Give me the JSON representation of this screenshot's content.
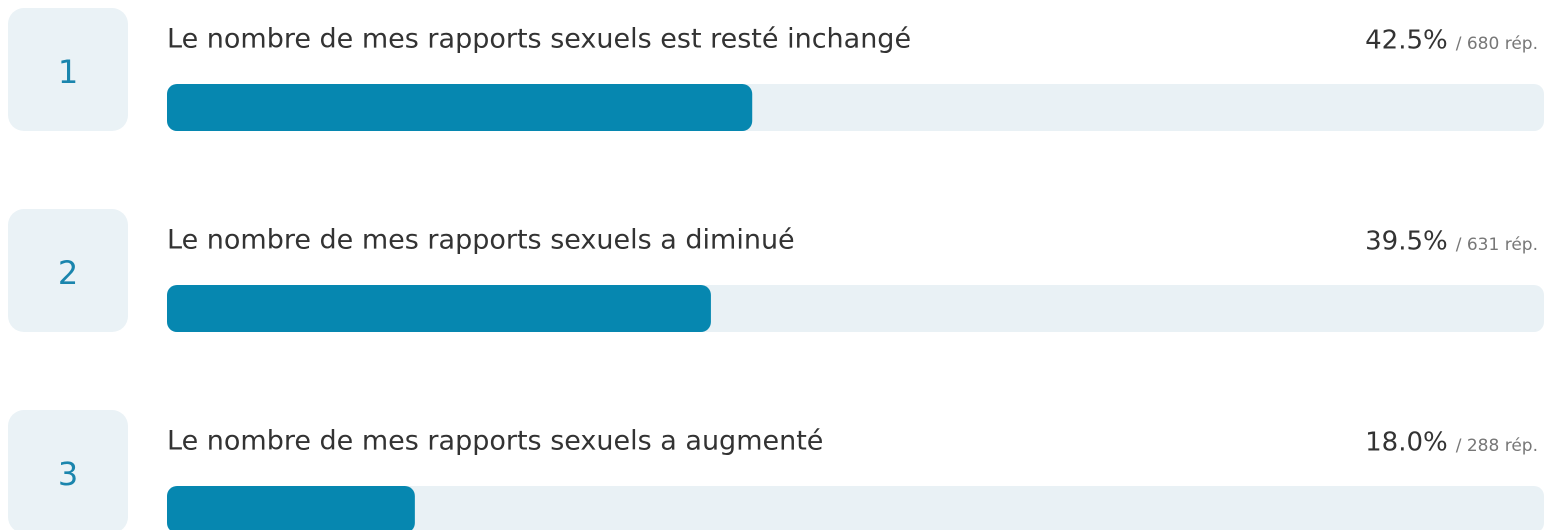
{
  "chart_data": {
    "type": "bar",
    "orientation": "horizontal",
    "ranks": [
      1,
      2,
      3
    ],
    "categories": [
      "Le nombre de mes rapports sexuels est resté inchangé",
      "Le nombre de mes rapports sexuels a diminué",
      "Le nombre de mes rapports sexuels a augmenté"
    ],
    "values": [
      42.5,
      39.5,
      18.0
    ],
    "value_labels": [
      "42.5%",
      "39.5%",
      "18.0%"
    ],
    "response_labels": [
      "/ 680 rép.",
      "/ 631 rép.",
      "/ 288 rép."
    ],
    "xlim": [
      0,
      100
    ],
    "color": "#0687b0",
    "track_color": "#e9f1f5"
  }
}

* * *

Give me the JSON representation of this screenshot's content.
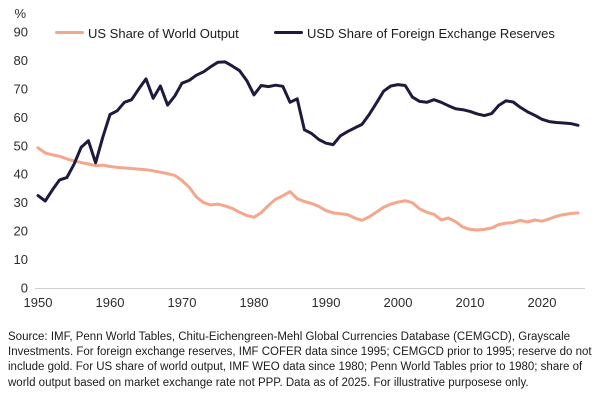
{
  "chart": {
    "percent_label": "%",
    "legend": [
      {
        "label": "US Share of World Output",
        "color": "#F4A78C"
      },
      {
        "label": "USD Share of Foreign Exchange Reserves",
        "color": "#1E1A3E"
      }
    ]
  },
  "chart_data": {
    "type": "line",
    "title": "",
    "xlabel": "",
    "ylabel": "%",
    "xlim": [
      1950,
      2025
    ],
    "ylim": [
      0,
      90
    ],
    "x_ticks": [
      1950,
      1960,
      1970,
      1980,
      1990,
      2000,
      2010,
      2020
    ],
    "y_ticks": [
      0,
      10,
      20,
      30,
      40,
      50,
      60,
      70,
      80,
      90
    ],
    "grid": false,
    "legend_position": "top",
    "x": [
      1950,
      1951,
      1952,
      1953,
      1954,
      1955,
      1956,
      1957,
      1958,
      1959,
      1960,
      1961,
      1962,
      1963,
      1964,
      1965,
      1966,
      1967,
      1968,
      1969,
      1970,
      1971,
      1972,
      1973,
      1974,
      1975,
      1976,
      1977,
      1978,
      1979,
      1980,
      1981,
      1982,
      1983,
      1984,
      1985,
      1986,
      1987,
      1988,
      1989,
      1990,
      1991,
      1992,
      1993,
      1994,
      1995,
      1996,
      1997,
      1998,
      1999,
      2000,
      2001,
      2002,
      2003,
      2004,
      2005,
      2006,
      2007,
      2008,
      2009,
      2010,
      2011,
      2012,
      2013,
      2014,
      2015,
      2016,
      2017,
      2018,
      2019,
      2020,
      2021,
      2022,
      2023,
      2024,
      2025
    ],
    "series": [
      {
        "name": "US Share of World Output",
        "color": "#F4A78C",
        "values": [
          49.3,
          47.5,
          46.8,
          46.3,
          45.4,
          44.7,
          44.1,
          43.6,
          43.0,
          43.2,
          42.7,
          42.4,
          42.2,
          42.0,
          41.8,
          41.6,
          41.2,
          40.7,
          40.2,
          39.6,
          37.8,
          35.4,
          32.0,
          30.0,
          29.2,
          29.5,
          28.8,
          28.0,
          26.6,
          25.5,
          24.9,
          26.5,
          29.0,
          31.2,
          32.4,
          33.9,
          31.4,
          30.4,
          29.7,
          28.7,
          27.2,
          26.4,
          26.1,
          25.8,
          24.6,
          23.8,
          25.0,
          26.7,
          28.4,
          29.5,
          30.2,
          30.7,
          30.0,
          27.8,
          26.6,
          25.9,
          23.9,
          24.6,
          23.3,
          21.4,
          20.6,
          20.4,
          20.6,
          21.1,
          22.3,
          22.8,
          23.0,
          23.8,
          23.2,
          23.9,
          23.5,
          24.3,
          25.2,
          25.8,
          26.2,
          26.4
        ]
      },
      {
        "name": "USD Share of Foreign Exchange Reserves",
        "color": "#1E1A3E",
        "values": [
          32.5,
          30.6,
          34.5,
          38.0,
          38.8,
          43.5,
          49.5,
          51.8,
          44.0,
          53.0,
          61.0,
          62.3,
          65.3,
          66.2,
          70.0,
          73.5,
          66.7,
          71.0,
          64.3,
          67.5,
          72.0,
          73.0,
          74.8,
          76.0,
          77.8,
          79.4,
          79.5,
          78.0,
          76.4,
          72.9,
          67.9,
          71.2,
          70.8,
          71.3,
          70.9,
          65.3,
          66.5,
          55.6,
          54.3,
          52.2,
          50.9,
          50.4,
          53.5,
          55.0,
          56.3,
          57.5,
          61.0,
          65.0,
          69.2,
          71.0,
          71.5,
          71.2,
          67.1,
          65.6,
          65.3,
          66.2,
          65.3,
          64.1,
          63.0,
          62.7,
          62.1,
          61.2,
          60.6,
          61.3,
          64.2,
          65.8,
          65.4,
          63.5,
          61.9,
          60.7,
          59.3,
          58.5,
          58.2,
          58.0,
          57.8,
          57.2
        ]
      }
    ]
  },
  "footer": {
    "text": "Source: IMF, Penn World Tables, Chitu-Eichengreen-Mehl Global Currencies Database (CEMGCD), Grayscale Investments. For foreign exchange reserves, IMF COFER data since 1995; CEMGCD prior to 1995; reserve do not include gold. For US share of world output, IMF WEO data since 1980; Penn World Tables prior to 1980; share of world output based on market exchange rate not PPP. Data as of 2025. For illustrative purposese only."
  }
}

#### STATED PROBLEM:
Copy every line that includes the string "name" from the material above.

#### THE OUTPUT:
        "name": "US Share of World Output",
        "name": "USD Share of Foreign Exchange Reserves",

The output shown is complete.